*WRITTEN PROBLEM*: Examine the material below. Gather every line in which the string "content" appears.

Records excerpted from a collection
=====
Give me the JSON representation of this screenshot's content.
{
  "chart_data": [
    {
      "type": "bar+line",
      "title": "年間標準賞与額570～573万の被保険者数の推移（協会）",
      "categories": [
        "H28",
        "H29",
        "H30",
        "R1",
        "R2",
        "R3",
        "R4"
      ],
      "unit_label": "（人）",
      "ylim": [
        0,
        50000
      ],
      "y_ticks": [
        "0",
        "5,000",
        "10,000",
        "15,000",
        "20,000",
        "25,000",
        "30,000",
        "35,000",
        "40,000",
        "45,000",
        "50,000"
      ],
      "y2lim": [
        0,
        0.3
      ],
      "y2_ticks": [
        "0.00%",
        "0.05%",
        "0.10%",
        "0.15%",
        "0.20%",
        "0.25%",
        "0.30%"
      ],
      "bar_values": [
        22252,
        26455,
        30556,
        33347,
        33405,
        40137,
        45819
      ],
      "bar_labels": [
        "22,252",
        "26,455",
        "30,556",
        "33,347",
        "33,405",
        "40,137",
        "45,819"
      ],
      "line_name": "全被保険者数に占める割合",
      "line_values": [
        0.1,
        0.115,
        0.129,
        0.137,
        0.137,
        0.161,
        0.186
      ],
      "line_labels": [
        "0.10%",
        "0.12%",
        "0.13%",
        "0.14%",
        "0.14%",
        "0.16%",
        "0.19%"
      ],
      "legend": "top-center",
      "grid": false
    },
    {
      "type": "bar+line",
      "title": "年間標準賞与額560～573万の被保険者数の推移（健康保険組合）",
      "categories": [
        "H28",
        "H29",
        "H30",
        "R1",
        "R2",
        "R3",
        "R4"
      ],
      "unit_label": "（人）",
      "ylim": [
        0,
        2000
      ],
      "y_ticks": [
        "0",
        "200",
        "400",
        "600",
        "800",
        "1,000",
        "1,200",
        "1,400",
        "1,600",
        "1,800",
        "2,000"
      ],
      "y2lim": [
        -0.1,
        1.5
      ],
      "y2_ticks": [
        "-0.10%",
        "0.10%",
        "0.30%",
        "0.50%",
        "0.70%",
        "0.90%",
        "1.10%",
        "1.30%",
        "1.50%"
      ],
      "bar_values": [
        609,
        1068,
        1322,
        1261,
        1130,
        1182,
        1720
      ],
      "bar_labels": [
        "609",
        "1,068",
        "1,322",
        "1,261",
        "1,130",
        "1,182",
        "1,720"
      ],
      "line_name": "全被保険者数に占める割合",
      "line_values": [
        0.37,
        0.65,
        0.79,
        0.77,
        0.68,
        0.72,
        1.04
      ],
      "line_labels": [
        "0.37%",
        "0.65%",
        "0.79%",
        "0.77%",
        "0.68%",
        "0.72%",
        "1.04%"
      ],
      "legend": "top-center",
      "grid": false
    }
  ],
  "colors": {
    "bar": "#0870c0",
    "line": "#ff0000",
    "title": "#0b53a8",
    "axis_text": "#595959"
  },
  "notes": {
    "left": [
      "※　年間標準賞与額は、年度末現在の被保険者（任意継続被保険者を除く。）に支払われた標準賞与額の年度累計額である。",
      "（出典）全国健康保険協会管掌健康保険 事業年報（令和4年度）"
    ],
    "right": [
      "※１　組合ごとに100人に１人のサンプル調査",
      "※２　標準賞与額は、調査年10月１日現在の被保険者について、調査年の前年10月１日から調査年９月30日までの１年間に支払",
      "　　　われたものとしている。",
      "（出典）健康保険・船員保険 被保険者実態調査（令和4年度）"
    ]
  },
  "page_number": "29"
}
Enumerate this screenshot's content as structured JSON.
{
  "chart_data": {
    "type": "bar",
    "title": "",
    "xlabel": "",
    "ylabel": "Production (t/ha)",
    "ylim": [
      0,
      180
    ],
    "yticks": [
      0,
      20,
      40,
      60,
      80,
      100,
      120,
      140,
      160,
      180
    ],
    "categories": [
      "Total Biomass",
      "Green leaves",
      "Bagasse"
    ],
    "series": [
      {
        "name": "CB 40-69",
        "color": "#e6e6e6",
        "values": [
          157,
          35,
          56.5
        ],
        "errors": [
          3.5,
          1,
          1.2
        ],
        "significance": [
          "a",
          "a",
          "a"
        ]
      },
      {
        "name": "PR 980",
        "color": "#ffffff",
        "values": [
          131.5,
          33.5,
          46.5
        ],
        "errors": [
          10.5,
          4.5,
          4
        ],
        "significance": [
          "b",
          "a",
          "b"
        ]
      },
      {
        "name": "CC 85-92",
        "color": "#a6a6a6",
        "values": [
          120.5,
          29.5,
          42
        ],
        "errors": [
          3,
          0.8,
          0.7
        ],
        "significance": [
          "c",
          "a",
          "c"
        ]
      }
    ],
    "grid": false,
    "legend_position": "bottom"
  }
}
=====
*TASK RESPONSE*:
Give me the JSON representation of this screenshot's content.
Enumerate this screenshot's content as structured JSON.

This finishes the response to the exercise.